TASK INSTRUCTIONS - Quote every line below exactly and skip any picture.

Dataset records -
━━━━━━━━━━━━━━━━━━━━

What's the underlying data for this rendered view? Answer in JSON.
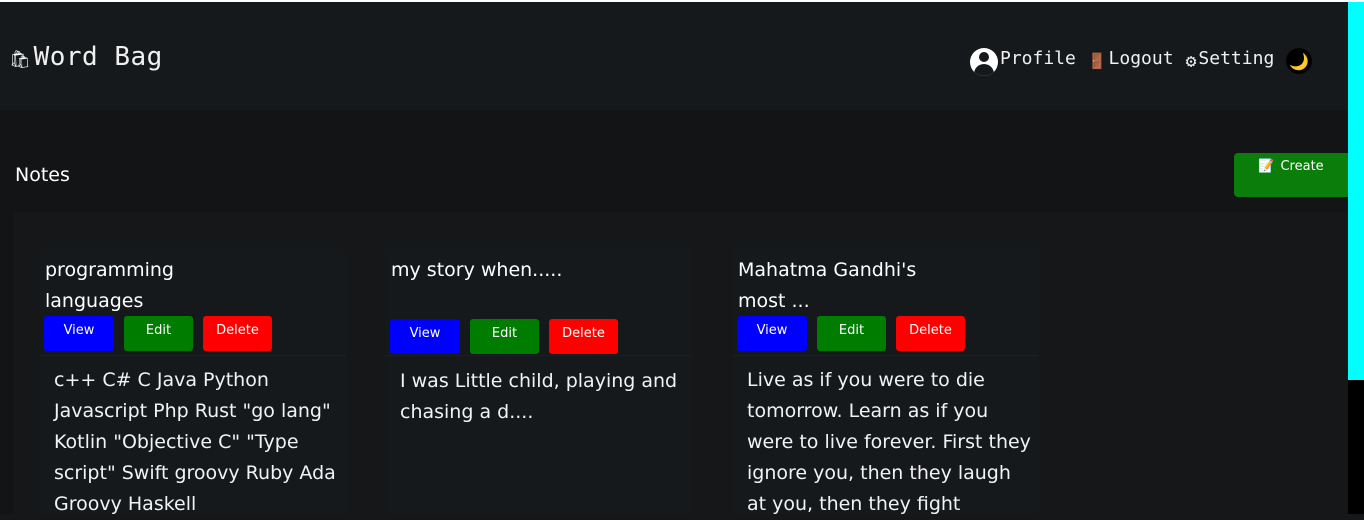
{
  "brand": {
    "icon": "shopping-bags-icon",
    "icon_glyph": "🛍",
    "title": "Word Bag"
  },
  "nav": {
    "profile": {
      "icon": "user-avatar-icon",
      "label": "Profile"
    },
    "logout": {
      "icon": "door-icon",
      "icon_glyph": "🚪",
      "label": "Logout"
    },
    "setting": {
      "icon": "gear-icon",
      "icon_glyph": "⚙",
      "label": "Setting"
    },
    "theme_toggle": {
      "icon": "crescent-moon-icon",
      "icon_glyph": "🌙"
    }
  },
  "notes": {
    "heading": "Notes",
    "create_button": {
      "icon": "memo-icon",
      "icon_glyph": "📝",
      "label": "Create"
    },
    "cards": [
      {
        "title_line1": "programming",
        "title_line2": "languages",
        "body": "c++ C# C Java Python Javascript Php Rust \"go lang\" Kotlin \"Objective C\" \"Type script\" Swift groovy Ruby Ada Groovy Haskell",
        "view": "View",
        "edit": "Edit",
        "delete": "Delete"
      },
      {
        "title_line1": "my story when.....",
        "title_line2": "",
        "body": "I was Little child, playing and chasing a d....",
        "view": "View",
        "edit": "Edit",
        "delete": "Delete"
      },
      {
        "title_line1": "Mahatma Gandhi's",
        "title_line2": "most ...",
        "body": "Live as if you were to die tomorrow. Learn as if you were to live forever. First they ignore you, then they laugh at you, then they fight",
        "view": "View",
        "edit": "Edit",
        "delete": "Delete"
      }
    ]
  },
  "colors": {
    "navbar_bg": "#16191c",
    "page_bg": "#161718",
    "view_button": "#0000ff",
    "edit_button": "#007d00",
    "delete_button": "#ff0000",
    "create_button": "#0a7d0a",
    "scrollbar_thumb": "#00ffff"
  }
}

━━━━━━━━━━━━━━━━━━━━

SOLUTION -
What's the underlying data for this rendered view? Answer in JSON.
{
  "brand": {
    "icon": "shopping-bags-icon",
    "icon_glyph": "🛍",
    "title": "Word Bag"
  },
  "nav": {
    "profile": {
      "icon": "user-avatar-icon",
      "label": "Profile"
    },
    "logout": {
      "icon": "door-icon",
      "icon_glyph": "🚪",
      "label": "Logout"
    },
    "setting": {
      "icon": "gear-icon",
      "icon_glyph": "⚙",
      "label": "Setting"
    },
    "theme_toggle": {
      "icon": "crescent-moon-icon",
      "icon_glyph": "🌙"
    }
  },
  "notes": {
    "heading": "Notes",
    "create_button": {
      "icon": "memo-icon",
      "icon_glyph": "📝",
      "label": "Create"
    },
    "cards": [
      {
        "title_line1": "programming",
        "title_line2": "languages",
        "body": "c++ C# C Java Python Javascript Php Rust \"go lang\" Kotlin \"Objective C\" \"Type script\" Swift groovy Ruby Ada Groovy Haskell",
        "view": "View",
        "edit": "Edit",
        "delete": "Delete"
      },
      {
        "title_line1": "my story when.....",
        "title_line2": "",
        "body": "I was Little child, playing and chasing a d....",
        "view": "View",
        "edit": "Edit",
        "delete": "Delete"
      },
      {
        "title_line1": "Mahatma Gandhi's",
        "title_line2": "most ...",
        "body": "Live as if you were to die tomorrow. Learn as if you were to live forever. First they ignore you, then they laugh at you, then they fight",
        "view": "View",
        "edit": "Edit",
        "delete": "Delete"
      }
    ]
  },
  "colors": {
    "navbar_bg": "#16191c",
    "page_bg": "#161718",
    "view_button": "#0000ff",
    "edit_button": "#007d00",
    "delete_button": "#ff0000",
    "create_button": "#0a7d0a",
    "scrollbar_thumb": "#00ffff"
  }
}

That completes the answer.